--- Begin Data excerpts ---

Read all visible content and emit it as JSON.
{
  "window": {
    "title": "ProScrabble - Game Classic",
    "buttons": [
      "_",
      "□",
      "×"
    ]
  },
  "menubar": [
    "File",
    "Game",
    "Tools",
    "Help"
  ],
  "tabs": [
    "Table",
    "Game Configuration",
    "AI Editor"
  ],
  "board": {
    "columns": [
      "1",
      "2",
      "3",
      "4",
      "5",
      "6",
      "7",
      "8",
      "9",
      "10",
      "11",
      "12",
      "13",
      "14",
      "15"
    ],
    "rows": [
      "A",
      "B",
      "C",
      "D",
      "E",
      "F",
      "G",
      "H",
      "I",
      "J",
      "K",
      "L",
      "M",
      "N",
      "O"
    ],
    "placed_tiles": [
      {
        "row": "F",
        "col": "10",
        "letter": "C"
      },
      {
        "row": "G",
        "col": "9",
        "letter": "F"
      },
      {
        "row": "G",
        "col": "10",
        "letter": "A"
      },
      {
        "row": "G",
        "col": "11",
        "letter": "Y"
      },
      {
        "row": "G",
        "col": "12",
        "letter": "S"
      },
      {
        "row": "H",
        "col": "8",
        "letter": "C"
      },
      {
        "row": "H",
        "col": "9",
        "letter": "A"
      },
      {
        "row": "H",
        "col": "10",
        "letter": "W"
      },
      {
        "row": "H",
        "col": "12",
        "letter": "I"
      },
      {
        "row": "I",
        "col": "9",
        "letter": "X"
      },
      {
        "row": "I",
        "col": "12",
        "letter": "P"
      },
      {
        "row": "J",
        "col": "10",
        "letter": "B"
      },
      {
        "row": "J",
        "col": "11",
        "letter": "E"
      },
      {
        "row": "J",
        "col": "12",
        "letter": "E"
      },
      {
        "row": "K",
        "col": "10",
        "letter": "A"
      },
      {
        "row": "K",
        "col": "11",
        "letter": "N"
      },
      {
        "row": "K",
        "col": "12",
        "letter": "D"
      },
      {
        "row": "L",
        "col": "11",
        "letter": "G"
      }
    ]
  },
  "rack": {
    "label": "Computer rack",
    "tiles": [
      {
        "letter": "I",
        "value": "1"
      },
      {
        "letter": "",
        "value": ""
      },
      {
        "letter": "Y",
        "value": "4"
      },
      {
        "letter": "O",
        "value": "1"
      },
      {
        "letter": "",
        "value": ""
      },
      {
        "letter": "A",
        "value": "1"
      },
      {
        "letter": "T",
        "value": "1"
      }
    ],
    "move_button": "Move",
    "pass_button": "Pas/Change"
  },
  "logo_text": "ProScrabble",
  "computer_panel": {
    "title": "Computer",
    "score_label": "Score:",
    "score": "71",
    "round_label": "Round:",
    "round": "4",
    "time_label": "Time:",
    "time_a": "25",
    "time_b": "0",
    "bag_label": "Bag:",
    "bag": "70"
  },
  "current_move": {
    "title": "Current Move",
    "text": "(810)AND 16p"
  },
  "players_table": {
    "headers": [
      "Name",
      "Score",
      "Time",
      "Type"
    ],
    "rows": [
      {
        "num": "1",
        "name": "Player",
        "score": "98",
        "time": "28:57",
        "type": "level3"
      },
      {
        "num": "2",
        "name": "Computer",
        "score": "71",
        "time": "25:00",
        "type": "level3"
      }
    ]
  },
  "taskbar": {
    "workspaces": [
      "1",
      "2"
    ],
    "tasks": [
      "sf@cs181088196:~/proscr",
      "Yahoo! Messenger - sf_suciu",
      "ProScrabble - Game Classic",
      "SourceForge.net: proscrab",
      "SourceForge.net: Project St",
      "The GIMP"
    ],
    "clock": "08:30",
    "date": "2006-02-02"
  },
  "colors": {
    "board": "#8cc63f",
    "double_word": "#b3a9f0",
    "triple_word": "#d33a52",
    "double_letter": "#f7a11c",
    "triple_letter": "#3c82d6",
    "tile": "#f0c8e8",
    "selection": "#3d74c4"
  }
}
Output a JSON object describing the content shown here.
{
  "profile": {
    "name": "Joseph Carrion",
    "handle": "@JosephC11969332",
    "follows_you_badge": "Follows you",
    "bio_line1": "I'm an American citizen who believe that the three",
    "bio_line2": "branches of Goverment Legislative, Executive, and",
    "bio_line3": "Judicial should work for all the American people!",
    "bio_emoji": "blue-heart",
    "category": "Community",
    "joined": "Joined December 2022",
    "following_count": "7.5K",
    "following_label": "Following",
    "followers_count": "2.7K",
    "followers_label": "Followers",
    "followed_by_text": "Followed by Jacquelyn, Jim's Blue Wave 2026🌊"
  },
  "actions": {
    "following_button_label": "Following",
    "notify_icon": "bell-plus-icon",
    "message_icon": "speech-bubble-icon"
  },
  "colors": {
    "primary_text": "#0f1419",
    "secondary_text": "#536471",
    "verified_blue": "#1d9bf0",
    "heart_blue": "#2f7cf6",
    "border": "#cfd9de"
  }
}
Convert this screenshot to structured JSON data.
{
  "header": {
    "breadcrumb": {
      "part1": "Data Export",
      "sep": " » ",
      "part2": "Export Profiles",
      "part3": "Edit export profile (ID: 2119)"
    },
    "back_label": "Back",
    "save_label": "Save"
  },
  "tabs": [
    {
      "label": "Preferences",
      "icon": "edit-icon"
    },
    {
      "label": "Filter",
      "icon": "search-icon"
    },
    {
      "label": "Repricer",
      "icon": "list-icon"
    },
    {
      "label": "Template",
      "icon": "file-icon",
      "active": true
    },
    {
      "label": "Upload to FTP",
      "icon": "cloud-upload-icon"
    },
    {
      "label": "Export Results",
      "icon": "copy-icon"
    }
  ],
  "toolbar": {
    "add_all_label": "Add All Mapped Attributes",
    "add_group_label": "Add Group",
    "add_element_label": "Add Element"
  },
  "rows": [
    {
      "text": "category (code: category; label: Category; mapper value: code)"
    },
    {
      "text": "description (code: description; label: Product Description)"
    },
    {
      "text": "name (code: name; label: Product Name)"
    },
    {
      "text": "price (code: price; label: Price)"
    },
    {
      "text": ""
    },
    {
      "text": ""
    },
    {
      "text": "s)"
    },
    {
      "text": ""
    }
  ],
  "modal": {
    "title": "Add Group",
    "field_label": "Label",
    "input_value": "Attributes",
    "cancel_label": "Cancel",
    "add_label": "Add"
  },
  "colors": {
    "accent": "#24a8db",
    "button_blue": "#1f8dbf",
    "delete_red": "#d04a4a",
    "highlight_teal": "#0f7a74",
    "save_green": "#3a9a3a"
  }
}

--- End Data excerpts ---

> **Task prompt**:
Give the number of lines in the listing above that contain "Product", and nothing else.

> **Solution**:
2